What this task involves: Restate each line word for word. Leave out every picture.

Begin

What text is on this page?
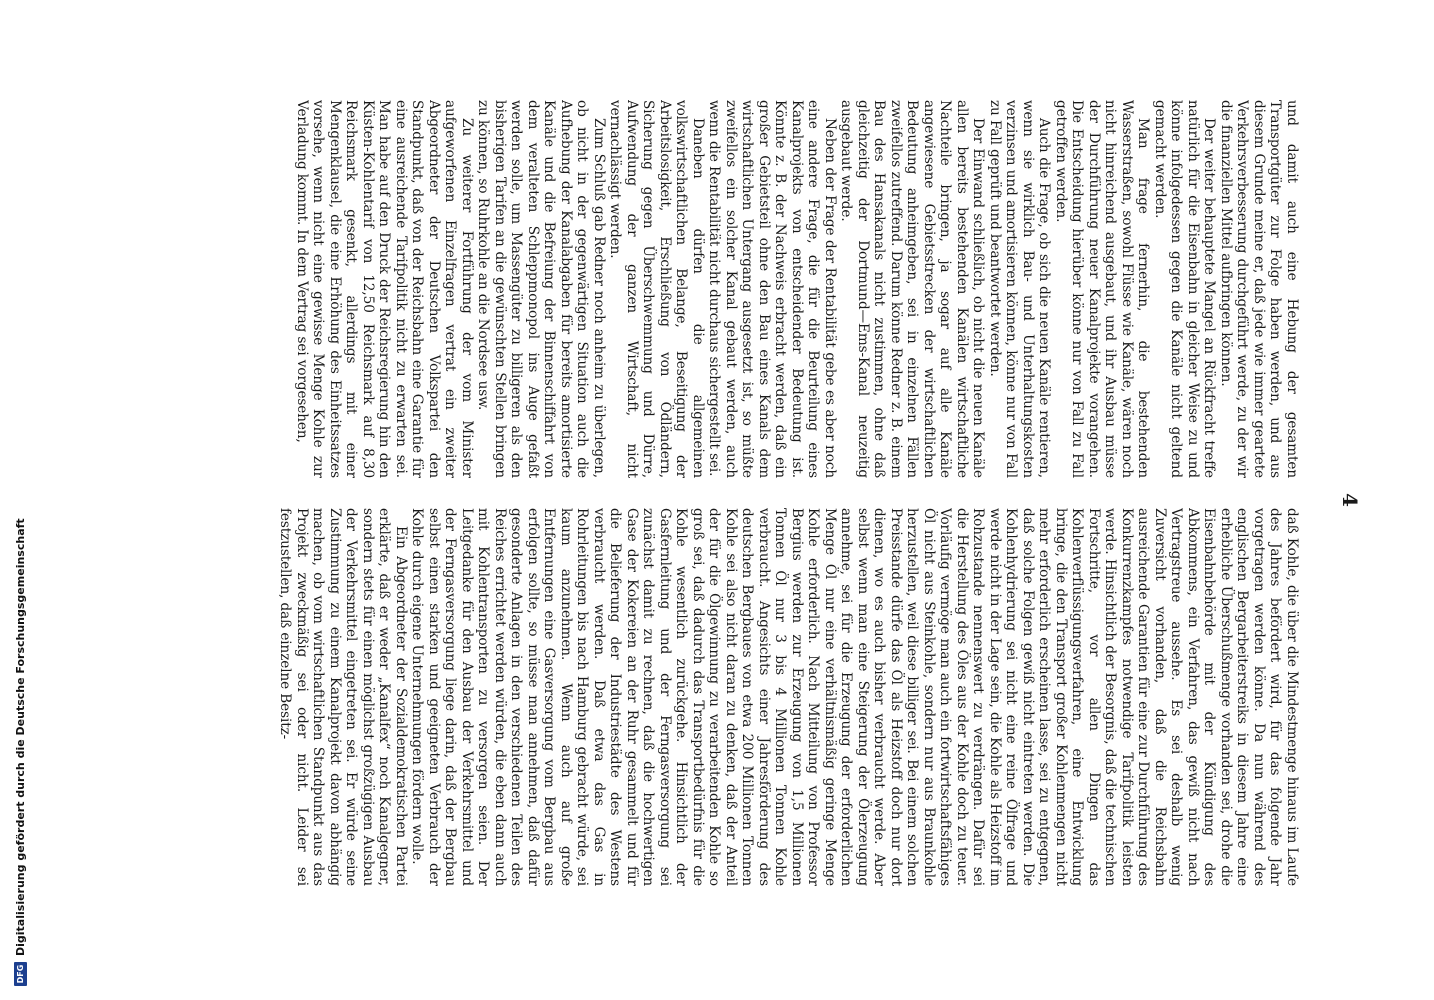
DFG
Digitalisierung gefördert durch die Deutsche Forschungsgemeinschaft
4

und damit auch eine Hebung der gesamten Transportgüter zur Folge haben werden, und aus diesem Grunde meine er, daß jede wie immer geartete Verkehrsverbesserung durchgeführt werde, zu der wir die finanziellen Mittel aufbringen können.

Der weiter behauptete Mangel an Rückfracht treffe natürlich für die Eisenbahn in gleicher Weise zu und könne infolgedessen gegen die Kanäle nicht geltend gemacht werden.

Man frage fernerhin, die bestehenden Wasserstraßen, sowohl Flüsse wie Kanäle, wären noch nicht hinreichend ausgebaut, und ihr Ausbau müsse der Durchführung neuer Kanalprojekte vorangehen. Die Entscheidung hierüber könne nur von Fall zu Fall getroffen werden.

Auch die Frage, ob sich die neuen Kanäle rentieren, wenn sie wirklich Bau- und Unterhaltungskosten verzinsen und amortisieren können, könne nur von Fall zu Fall geprüft und beantwortet werden.

Der Einwand schließlich, ob nicht die neuen Kanäle allen bereits bestehenden Kanälen wirtschaftliche Nachteile bringen, ja sogar auf alle Kanäle angewiesene Gebietsstrecken der wirtschaftlichen Bedeutung anheimgeben, sei in einzelnen Fällen zweifellos zutreffend. Darum könne Redner z. B. einem Bau des Hansakanals nicht zustimmen, ohne daß gleichzeitig der Dortmund—Ems-Kanal neuzeitig ausgebaut werde.

Neben der Frage der Rentabilität gebe es aber noch eine andere Frage, die für die Beurteilung eines Kanalprojekts von entscheidender Bedeutung ist. Könnte z. B. der Nachweis erbracht werden, daß ein großer Gebietsteil ohne den Bau eines Kanals dem wirtschaftlichen Untergang ausgesetzt ist, so müßte zweifellos ein solcher Kanal gebaut werden, auch wenn die Rentabilität nicht durchaus sichergestellt sei.

Daneben dürfen die allgemeinen volkswirtschaftlichen Belange, Beseitigung der Arbeitslosigkeit, Erschließung von Ödländern, Sicherung gegen Überschwemmung und Dürre, Aufwendung der ganzen Wirtschaft, nicht vernachlässigt werden.

Zum Schluß gab Redner noch anheim zu überlegen, ob nicht in der gegenwärtigen Situation auch die Aufhebung der Kanalabgaben für bereits amortisierte Kanäle und die Befreiung der Binnenschiffahrt von dem veralteten Schleppmonopol ins Auge gefaßt werden solle, um Massengüter zu billigeren als den bisherigen Tarifen an die gewünschten Stellen bringen zu können, so Ruhrkohle an die Nordsee usw.

Zu weiterer Fortführung der vom Minister aufgeworfenen Einzelfragen vertrat ein zweiter Abgeordneter der Deutschen Volkspartei den Standpunkt, daß von der Reichsbahn eine Garantie für eine ausreichende Tarifpolitik nicht zu erwarten sei. Man habe auf den Druck der Reichsregierung hin den Küsten-Kohlentarif von 12,50 Reichsmark auf 8,30 Reichsmark gesenkt, allerdings mit einer Mengenklausel, die eine Erhöhung des Einheitssatzes vorsehe, wenn nicht eine gewisse Menge Kohle zur Verladung kommt. In dem Vertrag sei vorgesehen,

daß Kohle, die über die Mindestmenge hinaus im Laufe des Jahres befördert wird, für das folgende Jahr vorgetragen werden könne. Da nun während des englischen Bergarbeiterstreiks in diesem Jahre eine erhebliche Überschußmenge vorhanden sei, drohe die Eisenbahnbehörde mit der Kündigung des Abkommens, ein Verfahren, das gewiß nicht nach Vertragstreue aussehe. Es sei deshalb wenig Zuversicht vorhanden, daß die Reichsbahn ausreichende Garantien für eine zur Durchführung des Konkurrenzkampfes notwendige Tarifpolitik leisten werde. Hinsichtlich der Besorgnis, daß die technischen Fortschritte, vor allen Dingen das Kohlenverflüssigungsverfahren, eine Entwicklung bringe, die den Transport großer Kohlenmengen nicht mehr erforderlich erscheinen lasse, sei zu entgegnen, daß solche Folgen gewiß nicht eintreten werden. Die Kohlenhydrierung sei nicht eine reine Ölfrage und werde nicht in der Lage sein, die Kohle als Heizstoff im Rohzustande nennenswert zu verdrängen. Dafür sei die Herstellung des Öles aus der Kohle doch zu teuer. Vorläufig vermöge man auch ein fortwirtschaftsfähiges Öl nicht aus Steinkohle, sondern nur aus Braunkohle herzustellen, weil diese billiger sei. Bei einem solchen Preisstande dürfe das Öl als Heizstoff doch nur dort dienen, wo es auch bisher verbraucht werde. Aber selbst wenn man eine Steigerung der Ölerzeugung annehme, sei für die Erzeugung der erforderlichen Menge Öl nur eine verhältnismäßig geringe Menge Kohle erforderlich. Nach Mitteilung von Professor Bergius werden zur Erzeugung von 1,5 Millionen Tonnen Öl nur 3 bis 4 Millionen Tonnen Kohle verbraucht. Angesichts einer Jahresförderung des deutschen Bergbaues von etwa 200 Millionen Tonnen Kohle sei also nicht daran zu denken, daß der Anteil der für die Ölgewinnung zu verarbeitenden Kohle so groß sei, daß dadurch das Transportbedürfnis für die Kohle wesentlich zurückgehe. Hinsichtlich der Gasfernleitung und der Ferngasversorgung sei zunächst damit zu rechnen, daß die hochwertigen Gase der Kokereien an der Ruhr gesammelt und für die Belieferung der Industriestädte des Westens verbraucht werden. Daß etwa das Gas in Rohrleitungen bis nach Hamburg gebracht würde, sei kaum anzunehmen. Wenn auch auf große Entfernungen eine Gasversorgung vom Bergbau aus erfolgen sollte, so müsse man annehmen, daß dafür gesonderte Anlagen in den verschiedenen Teilen des Reiches errichtet werden würden, die eben dann auch mit Kohlentransporten zu versorgen seien. Der Leitgedanke für den Ausbau der Verkehrsmittel und der Ferngasversorgung liege darin, daß der Bergbau selbst einen starken und geeigneten Verbrauch der Kohle durch eigene Unternehmungen fördern wolle.

Ein Abgeordneter der Sozialdemokratischen Partei erklärte, daß er weder „Kanalfex“ noch Kanalgegner, sondern stets für einen möglichst großzügigen Ausbau der Verkehrsmittel eingetreten sei. Er würde seine Zustimmung zu einem Kanalprojekt davon abhängig machen, ob vom wirtschaftlichen Standpunkt aus das Projekt zweckmäßig sei oder nicht. Leider sei festzustellen, daß einzelne Besitz-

End

Result for this exercise:
What text is on this page?
DFG
Digitalisierung gefördert durch die Deutsche Forschungsgemeinschaft
4

und damit auch eine Hebung der gesamten Transportgüter zur Folge haben werden, und aus diesem Grunde meine er, daß jede wie immer geartete Verkehrsverbesserung durchgeführt werde, zu der wir die finanziellen Mittel aufbringen können.

Der weiter behauptete Mangel an Rückfracht treffe natürlich für die Eisenbahn in gleicher Weise zu und könne infolgedessen gegen die Kanäle nicht geltend gemacht werden.

Man frage fernerhin, die bestehenden Wasserstraßen, sowohl Flüsse wie Kanäle, wären noch nicht hinreichend ausgebaut, und ihr Ausbau müsse der Durchführung neuer Kanalprojekte vorangehen. Die Entscheidung hierüber könne nur von Fall zu Fall getroffen werden.

Auch die Frage, ob sich die neuen Kanäle rentieren, wenn sie wirklich Bau- und Unterhaltungskosten verzinsen und amortisieren können, könne nur von Fall zu Fall geprüft und beantwortet werden.

Der Einwand schließlich, ob nicht die neuen Kanäle allen bereits bestehenden Kanälen wirtschaftliche Nachteile bringen, ja sogar auf alle Kanäle angewiesene Gebietsstrecken der wirtschaftlichen Bedeutung anheimgeben, sei in einzelnen Fällen zweifellos zutreffend. Darum könne Redner z. B. einem Bau des Hansakanals nicht zustimmen, ohne daß gleichzeitig der Dortmund—Ems-Kanal neuzeitig ausgebaut werde.

Neben der Frage der Rentabilität gebe es aber noch eine andere Frage, die für die Beurteilung eines Kanalprojekts von entscheidender Bedeutung ist. Könnte z. B. der Nachweis erbracht werden, daß ein großer Gebietsteil ohne den Bau eines Kanals dem wirtschaftlichen Untergang ausgesetzt ist, so müßte zweifellos ein solcher Kanal gebaut werden, auch wenn die Rentabilität nicht durchaus sichergestellt sei.

Daneben dürfen die allgemeinen volkswirtschaftlichen Belange, Beseitigung der Arbeitslosigkeit, Erschließung von Ödländern, Sicherung gegen Überschwemmung und Dürre, Aufwendung der ganzen Wirtschaft, nicht vernachlässigt werden.

Zum Schluß gab Redner noch anheim zu überlegen, ob nicht in der gegenwärtigen Situation auch die Aufhebung der Kanalabgaben für bereits amortisierte Kanäle und die Befreiung der Binnenschiffahrt von dem veralteten Schleppmonopol ins Auge gefaßt werden solle, um Massengüter zu billigeren als den bisherigen Tarifen an die gewünschten Stellen bringen zu können, so Ruhrkohle an die Nordsee usw.

Zu weiterer Fortführung der vom Minister aufgeworfenen Einzelfragen vertrat ein zweiter Abgeordneter der Deutschen Volkspartei den Standpunkt, daß von der Reichsbahn eine Garantie für eine ausreichende Tarifpolitik nicht zu erwarten sei. Man habe auf den Druck der Reichsregierung hin den Küsten-Kohlentarif von 12,50 Reichsmark auf 8,30 Reichsmark gesenkt, allerdings mit einer Mengenklausel, die eine Erhöhung des Einheitssatzes vorsehe, wenn nicht eine gewisse Menge Kohle zur Verladung kommt. In dem Vertrag sei vorgesehen,

daß Kohle, die über die Mindestmenge hinaus im Laufe des Jahres befördert wird, für das folgende Jahr vorgetragen werden könne. Da nun während des englischen Bergarbeiterstreiks in diesem Jahre eine erhebliche Überschußmenge vorhanden sei, drohe die Eisenbahnbehörde mit der Kündigung des Abkommens, ein Verfahren, das gewiß nicht nach Vertragstreue aussehe. Es sei deshalb wenig Zuversicht vorhanden, daß die Reichsbahn ausreichende Garantien für eine zur Durchführung des Konkurrenzkampfes notwendige Tarifpolitik leisten werde. Hinsichtlich der Besorgnis, daß die technischen Fortschritte, vor allen Dingen das Kohlenverflüssigungsverfahren, eine Entwicklung bringe, die den Transport großer Kohlenmengen nicht mehr erforderlich erscheinen lasse, sei zu entgegnen, daß solche Folgen gewiß nicht eintreten werden. Die Kohlenhydrierung sei nicht eine reine Ölfrage und werde nicht in der Lage sein, die Kohle als Heizstoff im Rohzustande nennenswert zu verdrängen. Dafür sei die Herstellung des Öles aus der Kohle doch zu teuer. Vorläufig vermöge man auch ein fortwirtschaftsfähiges Öl nicht aus Steinkohle, sondern nur aus Braunkohle herzustellen, weil diese billiger sei. Bei einem solchen Preisstande dürfe das Öl als Heizstoff doch nur dort dienen, wo es auch bisher verbraucht werde. Aber selbst wenn man eine Steigerung der Ölerzeugung annehme, sei für die Erzeugung der erforderlichen Menge Öl nur eine verhältnismäßig geringe Menge Kohle erforderlich. Nach Mitteilung von Professor Bergius werden zur Erzeugung von 1,5 Millionen Tonnen Öl nur 3 bis 4 Millionen Tonnen Kohle verbraucht. Angesichts einer Jahresförderung des deutschen Bergbaues von etwa 200 Millionen Tonnen Kohle sei also nicht daran zu denken, daß der Anteil der für die Ölgewinnung zu verarbeitenden Kohle so groß sei, daß dadurch das Transportbedürfnis für die Kohle wesentlich zurückgehe. Hinsichtlich der Gasfernleitung und der Ferngasversorgung sei zunächst damit zu rechnen, daß die hochwertigen Gase der Kokereien an der Ruhr gesammelt und für die Belieferung der Industriestädte des Westens verbraucht werden. Daß etwa das Gas in Rohrleitungen bis nach Hamburg gebracht würde, sei kaum anzunehmen. Wenn auch auf große Entfernungen eine Gasversorgung vom Bergbau aus erfolgen sollte, so müsse man annehmen, daß dafür gesonderte Anlagen in den verschiedenen Teilen des Reiches errichtet werden würden, die eben dann auch mit Kohlentransporten zu versorgen seien. Der Leitgedanke für den Ausbau der Verkehrsmittel und der Ferngasversorgung liege darin, daß der Bergbau selbst einen starken und geeigneten Verbrauch der Kohle durch eigene Unternehmungen fördern wolle.

Ein Abgeordneter der Sozialdemokratischen Partei erklärte, daß er weder „Kanalfex“ noch Kanalgegner, sondern stets für einen möglichst großzügigen Ausbau der Verkehrsmittel eingetreten sei. Er würde seine Zustimmung zu einem Kanalprojekt davon abhängig machen, ob vom wirtschaftlichen Standpunkt aus das Projekt zweckmäßig sei oder nicht. Leider sei festzustellen, daß einzelne Besitz-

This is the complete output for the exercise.